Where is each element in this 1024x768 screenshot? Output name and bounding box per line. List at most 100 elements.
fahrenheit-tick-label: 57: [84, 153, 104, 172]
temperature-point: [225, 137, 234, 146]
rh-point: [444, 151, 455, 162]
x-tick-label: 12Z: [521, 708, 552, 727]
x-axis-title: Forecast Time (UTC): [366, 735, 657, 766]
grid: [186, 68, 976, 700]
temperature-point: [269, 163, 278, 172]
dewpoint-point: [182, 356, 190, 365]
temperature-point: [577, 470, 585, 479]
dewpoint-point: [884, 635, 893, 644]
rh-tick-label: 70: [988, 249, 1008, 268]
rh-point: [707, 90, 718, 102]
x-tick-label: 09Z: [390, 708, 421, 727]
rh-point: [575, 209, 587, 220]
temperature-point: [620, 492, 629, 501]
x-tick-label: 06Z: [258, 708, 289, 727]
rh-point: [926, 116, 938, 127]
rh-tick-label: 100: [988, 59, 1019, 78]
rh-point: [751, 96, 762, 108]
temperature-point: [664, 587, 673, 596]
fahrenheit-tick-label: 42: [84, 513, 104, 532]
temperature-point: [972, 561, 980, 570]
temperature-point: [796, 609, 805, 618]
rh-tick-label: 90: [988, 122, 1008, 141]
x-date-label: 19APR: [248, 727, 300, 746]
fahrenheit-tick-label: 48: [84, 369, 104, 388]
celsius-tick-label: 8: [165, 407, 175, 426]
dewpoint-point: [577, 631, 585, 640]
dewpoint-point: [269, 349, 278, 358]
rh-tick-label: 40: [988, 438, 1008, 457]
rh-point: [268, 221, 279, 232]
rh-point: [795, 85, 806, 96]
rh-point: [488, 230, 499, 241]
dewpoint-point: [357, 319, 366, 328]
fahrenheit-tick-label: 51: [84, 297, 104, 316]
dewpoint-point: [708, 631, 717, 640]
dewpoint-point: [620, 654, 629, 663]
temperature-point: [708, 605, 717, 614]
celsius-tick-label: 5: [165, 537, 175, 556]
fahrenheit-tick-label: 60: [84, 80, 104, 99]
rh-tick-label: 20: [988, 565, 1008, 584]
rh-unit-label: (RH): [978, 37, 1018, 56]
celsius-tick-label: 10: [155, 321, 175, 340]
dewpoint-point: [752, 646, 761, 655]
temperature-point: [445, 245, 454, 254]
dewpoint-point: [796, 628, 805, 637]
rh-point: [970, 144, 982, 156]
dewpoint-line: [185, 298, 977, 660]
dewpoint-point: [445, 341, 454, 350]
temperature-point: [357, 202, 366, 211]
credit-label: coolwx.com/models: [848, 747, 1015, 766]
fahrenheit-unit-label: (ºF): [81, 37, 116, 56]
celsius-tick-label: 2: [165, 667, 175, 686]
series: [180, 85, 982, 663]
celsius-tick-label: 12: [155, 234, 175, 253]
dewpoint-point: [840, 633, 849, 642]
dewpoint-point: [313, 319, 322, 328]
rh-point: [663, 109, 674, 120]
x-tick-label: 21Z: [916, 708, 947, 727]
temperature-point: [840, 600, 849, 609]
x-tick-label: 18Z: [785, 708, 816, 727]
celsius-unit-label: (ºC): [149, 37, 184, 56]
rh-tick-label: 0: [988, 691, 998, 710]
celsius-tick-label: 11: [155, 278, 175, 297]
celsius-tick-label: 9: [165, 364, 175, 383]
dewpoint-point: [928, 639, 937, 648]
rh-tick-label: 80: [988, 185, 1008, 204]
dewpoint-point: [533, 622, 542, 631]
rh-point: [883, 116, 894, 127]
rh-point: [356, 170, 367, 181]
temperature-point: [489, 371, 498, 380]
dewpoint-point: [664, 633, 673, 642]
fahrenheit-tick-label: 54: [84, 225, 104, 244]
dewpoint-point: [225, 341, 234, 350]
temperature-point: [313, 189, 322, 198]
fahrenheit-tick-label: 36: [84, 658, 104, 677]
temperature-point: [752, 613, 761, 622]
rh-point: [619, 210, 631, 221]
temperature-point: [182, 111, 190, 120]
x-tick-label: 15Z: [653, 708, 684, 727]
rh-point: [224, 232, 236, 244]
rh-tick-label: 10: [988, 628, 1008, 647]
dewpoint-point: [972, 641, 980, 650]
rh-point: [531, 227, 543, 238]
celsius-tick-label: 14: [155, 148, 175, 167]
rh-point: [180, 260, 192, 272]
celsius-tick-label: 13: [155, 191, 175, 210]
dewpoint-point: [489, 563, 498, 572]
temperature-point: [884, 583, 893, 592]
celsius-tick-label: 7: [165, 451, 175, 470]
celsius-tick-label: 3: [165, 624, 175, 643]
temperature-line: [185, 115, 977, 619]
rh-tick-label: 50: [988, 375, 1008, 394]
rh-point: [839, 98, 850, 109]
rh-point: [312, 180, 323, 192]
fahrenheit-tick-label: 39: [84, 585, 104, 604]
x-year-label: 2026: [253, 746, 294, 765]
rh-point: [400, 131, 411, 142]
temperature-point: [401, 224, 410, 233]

--- --- ---

The request: Reproduce every line of the data above character for character, with no changes.

Worked solution:
Where is each element in this 1024x768 screenshot? Output name and bounding box per line. List at most 100 elements.
fahrenheit-tick-label: 57: [84, 153, 104, 172]
temperature-point: [225, 137, 234, 146]
rh-point: [444, 151, 455, 162]
x-tick-label: 12Z: [521, 708, 552, 727]
x-axis-title: Forecast Time (UTC): [366, 735, 657, 766]
grid: [186, 68, 976, 700]
temperature-point: [269, 163, 278, 172]
dewpoint-point: [182, 356, 190, 365]
temperature-point: [577, 470, 585, 479]
dewpoint-point: [884, 635, 893, 644]
rh-tick-label: 70: [988, 249, 1008, 268]
rh-point: [707, 90, 718, 102]
x-tick-label: 09Z: [390, 708, 421, 727]
rh-point: [575, 209, 587, 220]
temperature-point: [620, 492, 629, 501]
x-tick-label: 06Z: [258, 708, 289, 727]
rh-point: [926, 116, 938, 127]
rh-tick-label: 100: [988, 59, 1019, 78]
rh-point: [751, 96, 762, 108]
temperature-point: [664, 587, 673, 596]
fahrenheit-tick-label: 42: [84, 513, 104, 532]
temperature-point: [972, 561, 980, 570]
temperature-point: [796, 609, 805, 618]
rh-tick-label: 90: [988, 122, 1008, 141]
x-date-label: 19APR: [248, 727, 300, 746]
fahrenheit-tick-label: 48: [84, 369, 104, 388]
celsius-tick-label: 8: [165, 407, 175, 426]
dewpoint-point: [577, 631, 585, 640]
dewpoint-point: [269, 349, 278, 358]
rh-tick-label: 40: [988, 438, 1008, 457]
rh-point: [268, 221, 279, 232]
rh-point: [795, 85, 806, 96]
rh-point: [488, 230, 499, 241]
dewpoint-point: [357, 319, 366, 328]
fahrenheit-tick-label: 51: [84, 297, 104, 316]
dewpoint-point: [708, 631, 717, 640]
dewpoint-point: [620, 654, 629, 663]
temperature-point: [708, 605, 717, 614]
celsius-tick-label: 5: [165, 537, 175, 556]
fahrenheit-tick-label: 60: [84, 80, 104, 99]
rh-tick-label: 20: [988, 565, 1008, 584]
rh-unit-label: (RH): [978, 37, 1018, 56]
celsius-tick-label: 10: [155, 321, 175, 340]
dewpoint-point: [752, 646, 761, 655]
temperature-point: [445, 245, 454, 254]
dewpoint-point: [796, 628, 805, 637]
rh-point: [970, 144, 982, 156]
dewpoint-line: [185, 298, 977, 660]
dewpoint-point: [445, 341, 454, 350]
temperature-point: [357, 202, 366, 211]
credit-label: coolwx.com/models: [848, 747, 1015, 766]
fahrenheit-unit-label: (ºF): [81, 37, 116, 56]
celsius-tick-label: 2: [165, 667, 175, 686]
series: [180, 85, 982, 663]
celsius-tick-label: 12: [155, 234, 175, 253]
dewpoint-point: [840, 633, 849, 642]
dewpoint-point: [313, 319, 322, 328]
rh-point: [663, 109, 674, 120]
x-tick-label: 21Z: [916, 708, 947, 727]
temperature-point: [840, 600, 849, 609]
x-tick-label: 18Z: [785, 708, 816, 727]
celsius-unit-label: (ºC): [149, 37, 184, 56]
rh-tick-label: 0: [988, 691, 998, 710]
celsius-tick-label: 11: [155, 278, 175, 297]
celsius-tick-label: 9: [165, 364, 175, 383]
dewpoint-point: [928, 639, 937, 648]
rh-tick-label: 80: [988, 185, 1008, 204]
dewpoint-point: [533, 622, 542, 631]
rh-point: [883, 116, 894, 127]
rh-point: [356, 170, 367, 181]
temperature-point: [489, 371, 498, 380]
dewpoint-point: [664, 633, 673, 642]
fahrenheit-tick-label: 54: [84, 225, 104, 244]
dewpoint-point: [225, 341, 234, 350]
temperature-point: [313, 189, 322, 198]
fahrenheit-tick-label: 36: [84, 658, 104, 677]
temperature-point: [752, 613, 761, 622]
rh-point: [619, 210, 631, 221]
temperature-point: [182, 111, 190, 120]
x-tick-label: 15Z: [653, 708, 684, 727]
rh-point: [224, 232, 236, 244]
rh-tick-label: 10: [988, 628, 1008, 647]
dewpoint-point: [972, 641, 980, 650]
rh-point: [531, 227, 543, 238]
celsius-tick-label: 14: [155, 148, 175, 167]
rh-point: [180, 260, 192, 272]
celsius-tick-label: 13: [155, 191, 175, 210]
dewpoint-point: [489, 563, 498, 572]
temperature-point: [884, 583, 893, 592]
celsius-tick-label: 7: [165, 451, 175, 470]
celsius-tick-label: 3: [165, 624, 175, 643]
temperature-line: [185, 115, 977, 619]
rh-tick-label: 50: [988, 375, 1008, 394]
rh-point: [839, 98, 850, 109]
rh-point: [312, 180, 323, 192]
fahrenheit-tick-label: 39: [84, 585, 104, 604]
x-year-label: 2026: [253, 746, 294, 765]
rh-point: [400, 131, 411, 142]
temperature-point: [401, 224, 410, 233]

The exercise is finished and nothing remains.